● **TASK DIRECTIONS**
Check each line of the material below, and copy it if it holds the string "their".

● **INFORMATION GIVEN**
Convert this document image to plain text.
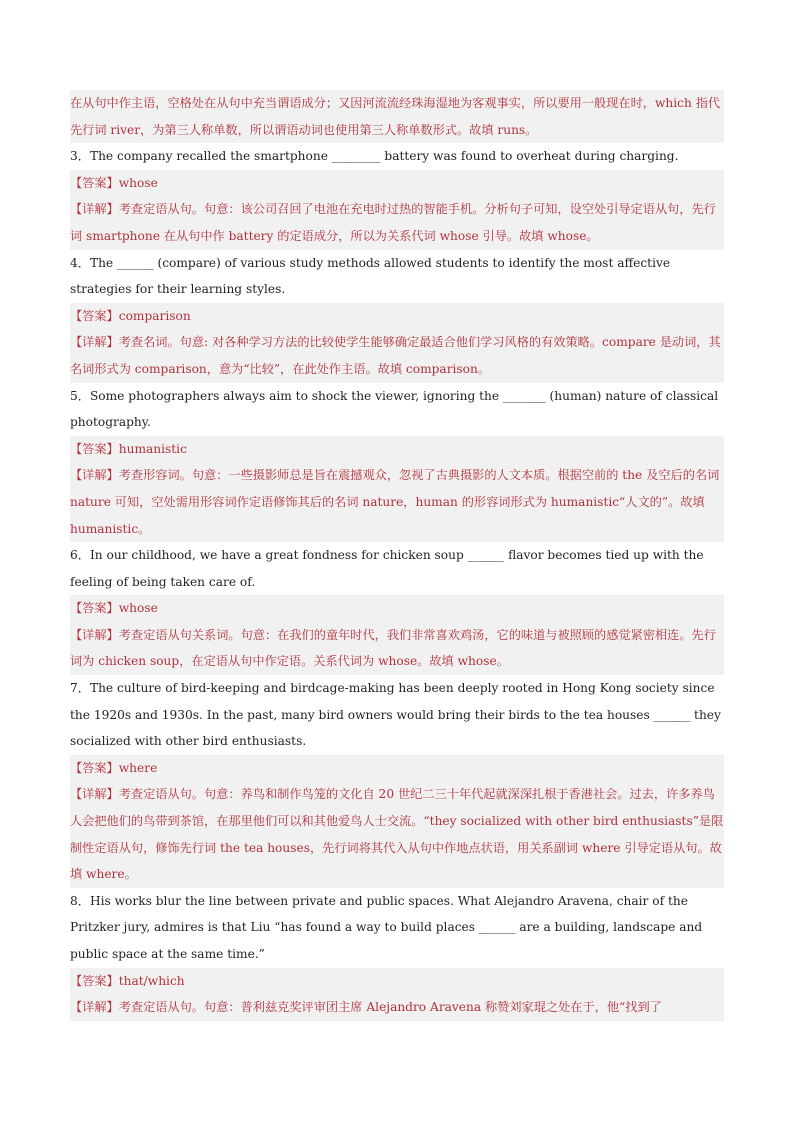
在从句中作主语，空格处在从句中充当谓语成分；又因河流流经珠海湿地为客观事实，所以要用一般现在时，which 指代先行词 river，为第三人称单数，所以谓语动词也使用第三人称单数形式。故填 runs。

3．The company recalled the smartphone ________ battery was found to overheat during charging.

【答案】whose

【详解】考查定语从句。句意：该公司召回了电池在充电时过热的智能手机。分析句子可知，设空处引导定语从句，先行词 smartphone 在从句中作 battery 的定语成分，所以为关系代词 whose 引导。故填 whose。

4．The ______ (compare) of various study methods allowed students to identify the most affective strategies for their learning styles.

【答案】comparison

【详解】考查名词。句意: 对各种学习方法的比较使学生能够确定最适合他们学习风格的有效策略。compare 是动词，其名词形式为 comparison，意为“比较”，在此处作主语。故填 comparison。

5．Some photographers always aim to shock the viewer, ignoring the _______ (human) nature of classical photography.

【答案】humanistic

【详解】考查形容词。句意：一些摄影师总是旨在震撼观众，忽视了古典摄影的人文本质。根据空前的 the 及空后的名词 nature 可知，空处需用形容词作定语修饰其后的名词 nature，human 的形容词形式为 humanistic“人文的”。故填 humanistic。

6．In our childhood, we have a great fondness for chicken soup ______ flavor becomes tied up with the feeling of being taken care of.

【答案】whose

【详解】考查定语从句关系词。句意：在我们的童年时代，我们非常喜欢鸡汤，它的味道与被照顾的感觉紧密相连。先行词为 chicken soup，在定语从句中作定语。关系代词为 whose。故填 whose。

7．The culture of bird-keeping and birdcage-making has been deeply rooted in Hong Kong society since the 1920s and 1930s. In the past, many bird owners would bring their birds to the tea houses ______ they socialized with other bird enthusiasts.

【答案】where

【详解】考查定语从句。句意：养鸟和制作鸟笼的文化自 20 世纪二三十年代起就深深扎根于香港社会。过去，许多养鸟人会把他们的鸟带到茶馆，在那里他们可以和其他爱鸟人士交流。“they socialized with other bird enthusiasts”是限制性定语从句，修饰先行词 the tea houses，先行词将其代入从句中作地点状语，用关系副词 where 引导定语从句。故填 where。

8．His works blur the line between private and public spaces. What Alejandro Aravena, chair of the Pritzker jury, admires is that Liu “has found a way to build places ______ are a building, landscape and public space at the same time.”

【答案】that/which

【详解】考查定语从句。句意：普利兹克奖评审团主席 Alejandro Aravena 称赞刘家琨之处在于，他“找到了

--

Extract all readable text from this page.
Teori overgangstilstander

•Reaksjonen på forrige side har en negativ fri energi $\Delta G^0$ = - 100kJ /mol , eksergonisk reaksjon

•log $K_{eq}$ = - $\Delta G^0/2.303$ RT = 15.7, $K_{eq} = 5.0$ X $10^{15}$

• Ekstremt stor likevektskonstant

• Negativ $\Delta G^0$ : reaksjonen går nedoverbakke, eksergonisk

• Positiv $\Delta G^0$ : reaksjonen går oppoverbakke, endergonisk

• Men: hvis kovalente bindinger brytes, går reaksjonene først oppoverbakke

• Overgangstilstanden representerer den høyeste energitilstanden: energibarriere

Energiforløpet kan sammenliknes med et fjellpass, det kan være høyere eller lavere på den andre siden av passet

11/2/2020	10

● **SOLUTION BELOW**
4．The ______ (compare) of various study methods allowed students to identify the most affective strategies for their learning styles.
7．The culture of bird-keeping and birdcage-making has been deeply rooted in Hong Kong society since the 1920s and 1930s. In the past, many bird owners would bring their birds to the tea houses ______ they socialized with other bird enthusiasts.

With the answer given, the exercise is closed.